## To do
Copy out every line exactly as given.

╭──

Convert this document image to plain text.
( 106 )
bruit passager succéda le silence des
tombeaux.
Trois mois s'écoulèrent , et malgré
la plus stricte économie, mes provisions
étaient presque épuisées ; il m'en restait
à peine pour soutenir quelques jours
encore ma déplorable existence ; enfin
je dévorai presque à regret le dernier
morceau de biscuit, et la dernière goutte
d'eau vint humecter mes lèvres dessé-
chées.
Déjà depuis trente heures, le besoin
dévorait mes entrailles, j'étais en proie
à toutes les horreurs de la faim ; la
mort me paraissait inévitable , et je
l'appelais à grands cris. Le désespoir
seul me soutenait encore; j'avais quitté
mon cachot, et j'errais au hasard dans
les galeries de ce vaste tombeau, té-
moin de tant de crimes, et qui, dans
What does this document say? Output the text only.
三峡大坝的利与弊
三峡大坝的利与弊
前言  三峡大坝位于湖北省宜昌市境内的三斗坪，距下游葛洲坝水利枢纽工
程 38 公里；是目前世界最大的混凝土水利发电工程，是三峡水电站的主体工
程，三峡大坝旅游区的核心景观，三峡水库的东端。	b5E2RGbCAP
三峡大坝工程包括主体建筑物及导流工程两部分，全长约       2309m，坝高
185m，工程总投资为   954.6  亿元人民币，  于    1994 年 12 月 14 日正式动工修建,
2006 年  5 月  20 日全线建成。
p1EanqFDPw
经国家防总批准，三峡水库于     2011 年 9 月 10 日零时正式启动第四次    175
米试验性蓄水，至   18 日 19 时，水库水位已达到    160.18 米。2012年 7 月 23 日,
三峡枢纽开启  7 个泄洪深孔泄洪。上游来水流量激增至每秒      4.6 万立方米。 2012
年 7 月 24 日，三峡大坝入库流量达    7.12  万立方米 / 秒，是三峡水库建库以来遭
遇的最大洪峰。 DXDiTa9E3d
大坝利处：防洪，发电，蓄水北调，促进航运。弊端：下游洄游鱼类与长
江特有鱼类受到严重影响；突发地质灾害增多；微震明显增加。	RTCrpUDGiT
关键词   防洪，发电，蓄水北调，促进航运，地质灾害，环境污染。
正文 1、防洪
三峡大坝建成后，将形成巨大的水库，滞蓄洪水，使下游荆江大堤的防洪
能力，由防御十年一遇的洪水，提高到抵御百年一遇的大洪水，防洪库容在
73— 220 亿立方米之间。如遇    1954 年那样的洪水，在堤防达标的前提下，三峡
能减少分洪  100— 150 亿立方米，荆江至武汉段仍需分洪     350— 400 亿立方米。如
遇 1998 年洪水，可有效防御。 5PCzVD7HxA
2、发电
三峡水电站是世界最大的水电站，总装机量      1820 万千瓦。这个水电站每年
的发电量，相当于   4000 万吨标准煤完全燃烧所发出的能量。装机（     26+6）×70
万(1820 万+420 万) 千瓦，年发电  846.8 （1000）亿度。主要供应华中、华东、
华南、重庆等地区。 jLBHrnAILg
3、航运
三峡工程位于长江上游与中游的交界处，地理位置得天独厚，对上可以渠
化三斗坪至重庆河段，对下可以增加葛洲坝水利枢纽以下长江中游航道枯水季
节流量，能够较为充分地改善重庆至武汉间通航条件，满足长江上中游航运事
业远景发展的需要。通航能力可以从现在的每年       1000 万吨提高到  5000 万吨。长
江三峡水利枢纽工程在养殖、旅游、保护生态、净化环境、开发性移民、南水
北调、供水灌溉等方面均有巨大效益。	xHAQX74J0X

╰──

## Solution below
Convert this document image to plain text.
( 106 )
bruit passager succéda le silence des
tombeaux.
Trois mois s'écoulèrent , et malgré
la plus stricte économie, mes provisions
étaient presque épuisées ; il m'en restait
à peine pour soutenir quelques jours
encore ma déplorable existence ; enfin
je dévorai presque à regret le dernier
morceau de biscuit, et la dernière goutte
d'eau vint humecter mes lèvres dessé-
chées.
Déjà depuis trente heures, le besoin
dévorait mes entrailles, j'étais en proie
à toutes les horreurs de la faim ; la
mort me paraissait inévitable , et je
l'appelais à grands cris. Le désespoir
seul me soutenait encore; j'avais quitté
mon cachot, et j'errais au hasard dans
les galeries de ce vaste tombeau, té-
moin de tant de crimes, et qui, dans
What does this document say? Output the text only.
三峡大坝的利与弊
三峡大坝的利与弊
前言  三峡大坝位于湖北省宜昌市境内的三斗坪，距下游葛洲坝水利枢纽工
程 38 公里；是目前世界最大的混凝土水利发电工程，是三峡水电站的主体工
程，三峡大坝旅游区的核心景观，三峡水库的东端。	b5E2RGbCAP
三峡大坝工程包括主体建筑物及导流工程两部分，全长约       2309m，坝高
185m，工程总投资为   954.6  亿元人民币，  于    1994 年 12 月 14 日正式动工修建,
2006 年  5 月  20 日全线建成。
p1EanqFDPw
经国家防总批准，三峡水库于     2011 年 9 月 10 日零时正式启动第四次    175
米试验性蓄水，至   18 日 19 时，水库水位已达到    160.18 米。2012年 7 月 23 日,
三峡枢纽开启  7 个泄洪深孔泄洪。上游来水流量激增至每秒      4.6 万立方米。 2012
年 7 月 24 日，三峡大坝入库流量达    7.12  万立方米 / 秒，是三峡水库建库以来遭
遇的最大洪峰。 DXDiTa9E3d
大坝利处：防洪，发电，蓄水北调，促进航运。弊端：下游洄游鱼类与长
江特有鱼类受到严重影响；突发地质灾害增多；微震明显增加。	RTCrpUDGiT
关键词   防洪，发电，蓄水北调，促进航运，地质灾害，环境污染。
正文 1、防洪
三峡大坝建成后，将形成巨大的水库，滞蓄洪水，使下游荆江大堤的防洪
能力，由防御十年一遇的洪水，提高到抵御百年一遇的大洪水，防洪库容在
73— 220 亿立方米之间。如遇    1954 年那样的洪水，在堤防达标的前提下，三峡
能减少分洪  100— 150 亿立方米，荆江至武汉段仍需分洪     350— 400 亿立方米。如
遇 1998 年洪水，可有效防御。 5PCzVD7HxA
2、发电
三峡水电站是世界最大的水电站，总装机量      1820 万千瓦。这个水电站每年
的发电量，相当于   4000 万吨标准煤完全燃烧所发出的能量。装机（     26+6）×70
万(1820 万+420 万) 千瓦，年发电  846.8 （1000）亿度。主要供应华中、华东、
华南、重庆等地区。 jLBHrnAILg
3、航运
三峡工程位于长江上游与中游的交界处，地理位置得天独厚，对上可以渠
化三斗坪至重庆河段，对下可以增加葛洲坝水利枢纽以下长江中游航道枯水季
节流量，能够较为充分地改善重庆至武汉间通航条件，满足长江上中游航运事
业远景发展的需要。通航能力可以从现在的每年       1000 万吨提高到  5000 万吨。长
江三峡水利枢纽工程在养殖、旅游、保护生态、净化环境、开发性移民、南水
北调、供水灌溉等方面均有巨大效益。	xHAQX74J0X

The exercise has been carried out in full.